What the task asks – Write out the records that appear below, verbatim and complete, but without pictures.

Data rows –
** Begin **
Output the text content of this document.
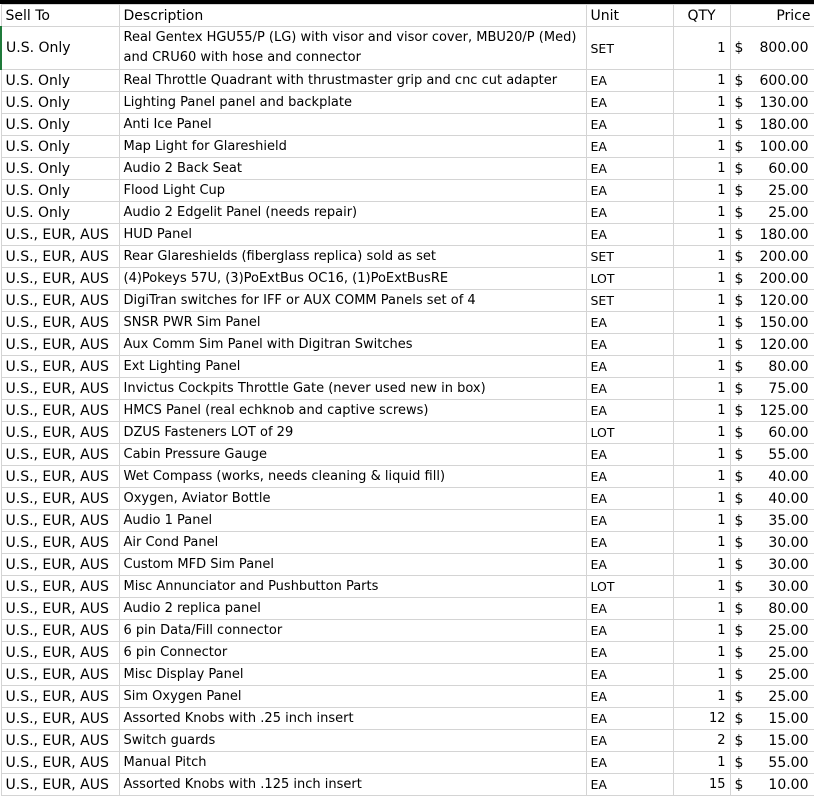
Sell To	Description	Unit	QTY	Price
U.S. Only	Real Gentex HGU55/P (LG) with visor and visor cover, MBU20/P (Med) and CRU60 with hose and connector	SET	1	$ 800.00

U.S. Only	Real Throttle Quadrant with thrustmaster grip and cnc cut adapter	EA	1	$ 600.00

U.S. Only	Lighting Panel panel and backplate	EA	1	$ 130.00

U.S. Only	Anti Ice Panel	EA	1	$ 180.00

U.S. Only	Map Light for Glareshield	EA	1	$ 100.00

U.S. Only	Audio 2 Back Seat	EA	1	$ 60.00

U.S. Only	Flood Light Cup	EA	1	$ 25.00

U.S. Only	Audio 2 Edgelit Panel (needs repair)	EA	1	$ 25.00

U.S., EUR, AUS	HUD Panel	EA	1	$ 180.00

U.S., EUR, AUS	Rear Glareshields (fiberglass replica) sold as set	SET	1	$ 200.00

U.S., EUR, AUS	(4)Pokeys 57U, (3)PoExtBus OC16, (1)PoExtBusRE	LOT	1	$ 200.00

U.S., EUR, AUS	DigiTran switches for IFF or AUX COMM Panels set of 4	SET	1	$ 120.00

U.S., EUR, AUS	SNSR PWR Sim Panel	EA	1	$ 150.00

U.S., EUR, AUS	Aux Comm Sim Panel with Digitran Switches	EA	1	$ 120.00

U.S., EUR, AUS	Ext Lighting Panel	EA	1	$ 80.00

U.S., EUR, AUS	Invictus Cockpits Throttle Gate (never used new in box)	EA	1	$ 75.00

U.S., EUR, AUS	HMCS Panel (real echknob and captive screws)	EA	1	$ 125.00

U.S., EUR, AUS	DZUS Fasteners LOT of 29	LOT	1	$ 60.00

U.S., EUR, AUS	Cabin Pressure Gauge	EA	1	$ 55.00

U.S., EUR, AUS	Wet Compass (works, needs cleaning & liquid fill)	EA	1	$ 40.00

U.S., EUR, AUS	Oxygen, Aviator Bottle	EA	1	$ 40.00

U.S., EUR, AUS	Audio 1 Panel	EA	1	$ 35.00

U.S., EUR, AUS	Air Cond Panel	EA	1	$ 30.00

U.S., EUR, AUS	Custom MFD Sim Panel	EA	1	$ 30.00

U.S., EUR, AUS	Misc Annunciator and Pushbutton Parts	LOT	1	$ 30.00

U.S., EUR, AUS	Audio 2 replica panel	EA	1	$ 80.00

U.S., EUR, AUS	6 pin Data/Fill connector	EA	1	$ 25.00

U.S., EUR, AUS	6 pin Connector	EA	1	$ 25.00

U.S., EUR, AUS	Misc Display Panel	EA	1	$ 25.00

U.S., EUR, AUS	Sim Oxygen Panel	EA	1	$ 25.00

U.S., EUR, AUS	Assorted Knobs with .25 inch insert	EA	12	$ 15.00

U.S., EUR, AUS	Switch guards	EA	2	$ 15.00

U.S., EUR, AUS	Manual Pitch	EA	1	$ 55.00

U.S., EUR, AUS	Assorted Knobs with .125 inch insert	EA	15	$ 10.00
** End **
Answer to the exercise –
Output the text content of this document.
Sell To	Description	Unit	QTY	Price
U.S. Only	Real Gentex HGU55/P (LG) with visor and visor cover, MBU20/P (Med) and CRU60 with hose and connector	SET	1	$ 800.00

U.S. Only	Real Throttle Quadrant with thrustmaster grip and cnc cut adapter	EA	1	$ 600.00

U.S. Only	Lighting Panel panel and backplate	EA	1	$ 130.00

U.S. Only	Anti Ice Panel	EA	1	$ 180.00

U.S. Only	Map Light for Glareshield	EA	1	$ 100.00

U.S. Only	Audio 2 Back Seat	EA	1	$ 60.00

U.S. Only	Flood Light Cup	EA	1	$ 25.00

U.S. Only	Audio 2 Edgelit Panel (needs repair)	EA	1	$ 25.00

U.S., EUR, AUS	HUD Panel	EA	1	$ 180.00

U.S., EUR, AUS	Rear Glareshields (fiberglass replica) sold as set	SET	1	$ 200.00

U.S., EUR, AUS	(4)Pokeys 57U, (3)PoExtBus OC16, (1)PoExtBusRE	LOT	1	$ 200.00

U.S., EUR, AUS	DigiTran switches for IFF or AUX COMM Panels set of 4	SET	1	$ 120.00

U.S., EUR, AUS	SNSR PWR Sim Panel	EA	1	$ 150.00

U.S., EUR, AUS	Aux Comm Sim Panel with Digitran Switches	EA	1	$ 120.00

U.S., EUR, AUS	Ext Lighting Panel	EA	1	$ 80.00

U.S., EUR, AUS	Invictus Cockpits Throttle Gate (never used new in box)	EA	1	$ 75.00

U.S., EUR, AUS	HMCS Panel (real echknob and captive screws)	EA	1	$ 125.00

U.S., EUR, AUS	DZUS Fasteners LOT of 29	LOT	1	$ 60.00

U.S., EUR, AUS	Cabin Pressure Gauge	EA	1	$ 55.00

U.S., EUR, AUS	Wet Compass (works, needs cleaning & liquid fill)	EA	1	$ 40.00

U.S., EUR, AUS	Oxygen, Aviator Bottle	EA	1	$ 40.00

U.S., EUR, AUS	Audio 1 Panel	EA	1	$ 35.00

U.S., EUR, AUS	Air Cond Panel	EA	1	$ 30.00

U.S., EUR, AUS	Custom MFD Sim Panel	EA	1	$ 30.00

U.S., EUR, AUS	Misc Annunciator and Pushbutton Parts	LOT	1	$ 30.00

U.S., EUR, AUS	Audio 2 replica panel	EA	1	$ 80.00

U.S., EUR, AUS	6 pin Data/Fill connector	EA	1	$ 25.00

U.S., EUR, AUS	6 pin Connector	EA	1	$ 25.00

U.S., EUR, AUS	Misc Display Panel	EA	1	$ 25.00

U.S., EUR, AUS	Sim Oxygen Panel	EA	1	$ 25.00

U.S., EUR, AUS	Assorted Knobs with .25 inch insert	EA	12	$ 15.00

U.S., EUR, AUS	Switch guards	EA	2	$ 15.00

U.S., EUR, AUS	Manual Pitch	EA	1	$ 55.00

U.S., EUR, AUS	Assorted Knobs with .125 inch insert	EA	15	$ 10.00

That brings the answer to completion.